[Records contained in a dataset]
========================================================================

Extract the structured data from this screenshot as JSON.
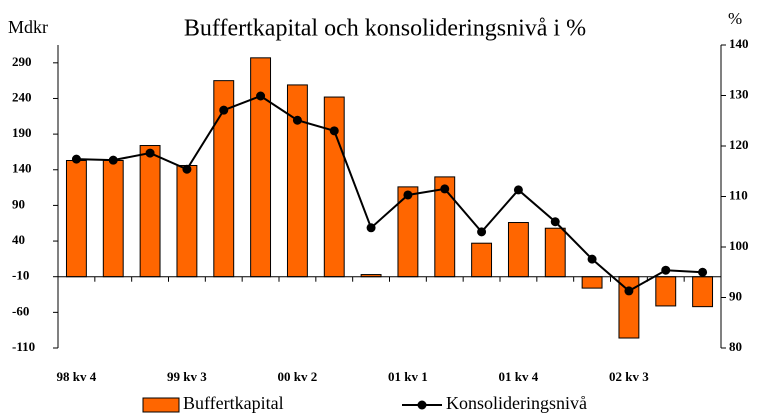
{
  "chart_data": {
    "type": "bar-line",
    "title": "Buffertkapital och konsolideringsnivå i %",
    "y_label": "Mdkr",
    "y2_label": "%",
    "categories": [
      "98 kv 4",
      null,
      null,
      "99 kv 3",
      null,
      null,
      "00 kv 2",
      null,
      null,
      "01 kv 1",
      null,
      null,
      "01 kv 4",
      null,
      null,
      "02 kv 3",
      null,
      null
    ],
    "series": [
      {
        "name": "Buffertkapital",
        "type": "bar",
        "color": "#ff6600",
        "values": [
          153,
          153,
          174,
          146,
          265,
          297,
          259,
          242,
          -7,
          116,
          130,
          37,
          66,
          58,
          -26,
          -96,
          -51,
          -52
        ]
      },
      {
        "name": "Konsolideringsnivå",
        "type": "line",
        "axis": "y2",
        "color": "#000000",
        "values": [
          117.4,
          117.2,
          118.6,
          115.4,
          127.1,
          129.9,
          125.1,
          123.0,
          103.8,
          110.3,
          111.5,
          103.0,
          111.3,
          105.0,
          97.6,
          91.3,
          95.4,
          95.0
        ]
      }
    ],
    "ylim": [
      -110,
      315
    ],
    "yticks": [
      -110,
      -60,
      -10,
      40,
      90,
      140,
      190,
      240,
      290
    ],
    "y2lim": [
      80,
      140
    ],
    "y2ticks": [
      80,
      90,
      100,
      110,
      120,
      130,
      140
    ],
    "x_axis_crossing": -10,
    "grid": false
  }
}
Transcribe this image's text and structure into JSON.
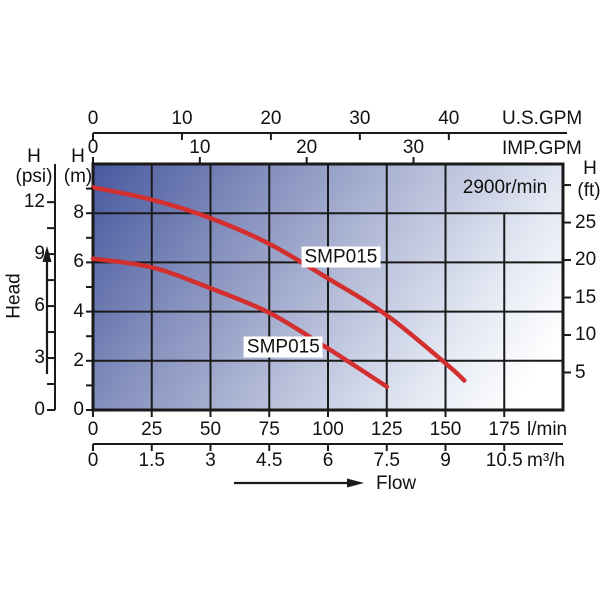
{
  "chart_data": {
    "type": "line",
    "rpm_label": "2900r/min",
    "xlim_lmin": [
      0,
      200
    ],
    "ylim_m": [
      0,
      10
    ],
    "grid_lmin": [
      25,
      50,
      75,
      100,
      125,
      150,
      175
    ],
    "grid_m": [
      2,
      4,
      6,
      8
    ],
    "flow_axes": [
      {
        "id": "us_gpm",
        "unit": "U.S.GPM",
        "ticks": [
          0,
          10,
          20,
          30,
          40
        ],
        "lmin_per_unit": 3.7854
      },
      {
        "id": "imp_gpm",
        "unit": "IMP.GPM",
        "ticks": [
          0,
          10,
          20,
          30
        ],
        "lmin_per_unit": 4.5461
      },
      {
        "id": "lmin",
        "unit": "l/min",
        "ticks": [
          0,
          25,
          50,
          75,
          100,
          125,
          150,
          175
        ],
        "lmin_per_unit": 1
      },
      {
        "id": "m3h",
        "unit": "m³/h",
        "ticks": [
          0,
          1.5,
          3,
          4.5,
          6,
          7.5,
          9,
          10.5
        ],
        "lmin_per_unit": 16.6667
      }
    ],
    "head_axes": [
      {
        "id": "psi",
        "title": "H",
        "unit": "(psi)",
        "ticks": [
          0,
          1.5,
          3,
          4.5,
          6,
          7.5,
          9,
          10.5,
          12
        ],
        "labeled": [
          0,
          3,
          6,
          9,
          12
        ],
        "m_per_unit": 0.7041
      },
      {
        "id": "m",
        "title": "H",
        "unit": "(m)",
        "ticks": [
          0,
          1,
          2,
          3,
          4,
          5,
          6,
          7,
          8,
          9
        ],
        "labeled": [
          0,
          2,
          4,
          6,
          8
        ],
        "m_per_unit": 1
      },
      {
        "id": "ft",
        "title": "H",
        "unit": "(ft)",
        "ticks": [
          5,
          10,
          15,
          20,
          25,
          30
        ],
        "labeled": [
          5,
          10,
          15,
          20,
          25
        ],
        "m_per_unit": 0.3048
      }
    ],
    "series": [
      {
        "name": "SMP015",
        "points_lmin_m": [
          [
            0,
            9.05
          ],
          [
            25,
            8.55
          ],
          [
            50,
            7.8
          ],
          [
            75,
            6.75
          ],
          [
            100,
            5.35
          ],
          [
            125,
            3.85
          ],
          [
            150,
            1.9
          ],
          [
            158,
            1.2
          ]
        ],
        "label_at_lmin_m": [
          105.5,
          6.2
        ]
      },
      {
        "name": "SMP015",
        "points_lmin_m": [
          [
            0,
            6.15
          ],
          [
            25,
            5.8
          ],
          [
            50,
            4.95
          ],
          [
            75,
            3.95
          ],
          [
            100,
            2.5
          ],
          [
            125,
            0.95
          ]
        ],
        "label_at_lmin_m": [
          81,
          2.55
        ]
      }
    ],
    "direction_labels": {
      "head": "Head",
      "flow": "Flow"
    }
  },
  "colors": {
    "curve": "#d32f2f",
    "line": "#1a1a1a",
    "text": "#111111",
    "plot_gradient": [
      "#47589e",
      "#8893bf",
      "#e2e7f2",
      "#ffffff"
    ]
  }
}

========================================================================

■ **Stated problem**: Generate a word-for-word copy of the preceding records, excluding all pictures.

■ **Output below**:
Extract the structured data from this screenshot as JSON.
{
  "chart_data": {
    "type": "bar-line",
    "title": "Buffertkapital och konsolideringsnivå i %",
    "y_label": "Mdkr",
    "y2_label": "%",
    "categories": [
      "98 kv 4",
      null,
      null,
      "99 kv 3",
      null,
      null,
      "00 kv 2",
      null,
      null,
      "01 kv 1",
      null,
      null,
      "01 kv 4",
      null,
      null,
      "02 kv 3",
      null,
      null
    ],
    "series": [
      {
        "name": "Buffertkapital",
        "type": "bar",
        "color": "#ff6600",
        "values": [
          153,
          153,
          174,
          146,
          265,
          297,
          259,
          242,
          -7,
          116,
          130,
          37,
          66,
          58,
          -26,
          -96,
          -51,
          -52
        ]
      },
      {
        "name": "Konsolideringsnivå",
        "type": "line",
        "axis": "y2",
        "color": "#000000",
        "values": [
          117.4,
          117.2,
          118.6,
          115.4,
          127.1,
          129.9,
          125.1,
          123.0,
          103.8,
          110.3,
          111.5,
          103.0,
          111.3,
          105.0,
          97.6,
          91.3,
          95.4,
          95.0
        ]
      }
    ],
    "ylim": [
      -110,
      315
    ],
    "yticks": [
      -110,
      -60,
      -10,
      40,
      90,
      140,
      190,
      240,
      290
    ],
    "y2lim": [
      80,
      140
    ],
    "y2ticks": [
      80,
      90,
      100,
      110,
      120,
      130,
      140
    ],
    "x_axis_crossing": -10,
    "grid": false
  }
}
Transcribe this image's text and structure into JSON.
{
  "chart_data": {
    "type": "line",
    "rpm_label": "2900r/min",
    "xlim_lmin": [
      0,
      200
    ],
    "ylim_m": [
      0,
      10
    ],
    "grid_lmin": [
      25,
      50,
      75,
      100,
      125,
      150,
      175
    ],
    "grid_m": [
      2,
      4,
      6,
      8
    ],
    "flow_axes": [
      {
        "id": "us_gpm",
        "unit": "U.S.GPM",
        "ticks": [
          0,
          10,
          20,
          30,
          40
        ],
        "lmin_per_unit": 3.7854
      },
      {
        "id": "imp_gpm",
        "unit": "IMP.GPM",
        "ticks": [
          0,
          10,
          20,
          30
        ],
        "lmin_per_unit": 4.5461
      },
      {
        "id": "lmin",
        "unit": "l/min",
        "ticks": [
          0,
          25,
          50,
          75,
          100,
          125,
          150,
          175
        ],
        "lmin_per_unit": 1
      },
      {
        "id": "m3h",
        "unit": "m³/h",
        "ticks": [
          0,
          1.5,
          3,
          4.5,
          6,
          7.5,
          9,
          10.5
        ],
        "lmin_per_unit": 16.6667
      }
    ],
    "head_axes": [
      {
        "id": "psi",
        "title": "H",
        "unit": "(psi)",
        "ticks": [
          0,
          1.5,
          3,
          4.5,
          6,
          7.5,
          9,
          10.5,
          12
        ],
        "labeled": [
          0,
          3,
          6,
          9,
          12
        ],
        "m_per_unit": 0.7041
      },
      {
        "id": "m",
        "title": "H",
        "unit": "(m)",
        "ticks": [
          0,
          1,
          2,
          3,
          4,
          5,
          6,
          7,
          8,
          9
        ],
        "labeled": [
          0,
          2,
          4,
          6,
          8
        ],
        "m_per_unit": 1
      },
      {
        "id": "ft",
        "title": "H",
        "unit": "(ft)",
        "ticks": [
          5,
          10,
          15,
          20,
          25,
          30
        ],
        "labeled": [
          5,
          10,
          15,
          20,
          25
        ],
        "m_per_unit": 0.3048
      }
    ],
    "series": [
      {
        "name": "SMP015",
        "points_lmin_m": [
          [
            0,
            9.05
          ],
          [
            25,
            8.55
          ],
          [
            50,
            7.8
          ],
          [
            75,
            6.75
          ],
          [
            100,
            5.35
          ],
          [
            125,
            3.85
          ],
          [
            150,
            1.9
          ],
          [
            158,
            1.2
          ]
        ],
        "label_at_lmin_m": [
          105.5,
          6.2
        ]
      },
      {
        "name": "SMP015",
        "points_lmin_m": [
          [
            0,
            6.15
          ],
          [
            25,
            5.8
          ],
          [
            50,
            4.95
          ],
          [
            75,
            3.95
          ],
          [
            100,
            2.5
          ],
          [
            125,
            0.95
          ]
        ],
        "label_at_lmin_m": [
          81,
          2.55
        ]
      }
    ],
    "direction_labels": {
      "head": "Head",
      "flow": "Flow"
    }
  },
  "colors": {
    "curve": "#d32f2f",
    "line": "#1a1a1a",
    "text": "#111111",
    "plot_gradient": [
      "#47589e",
      "#8893bf",
      "#e2e7f2",
      "#ffffff"
    ]
  }
}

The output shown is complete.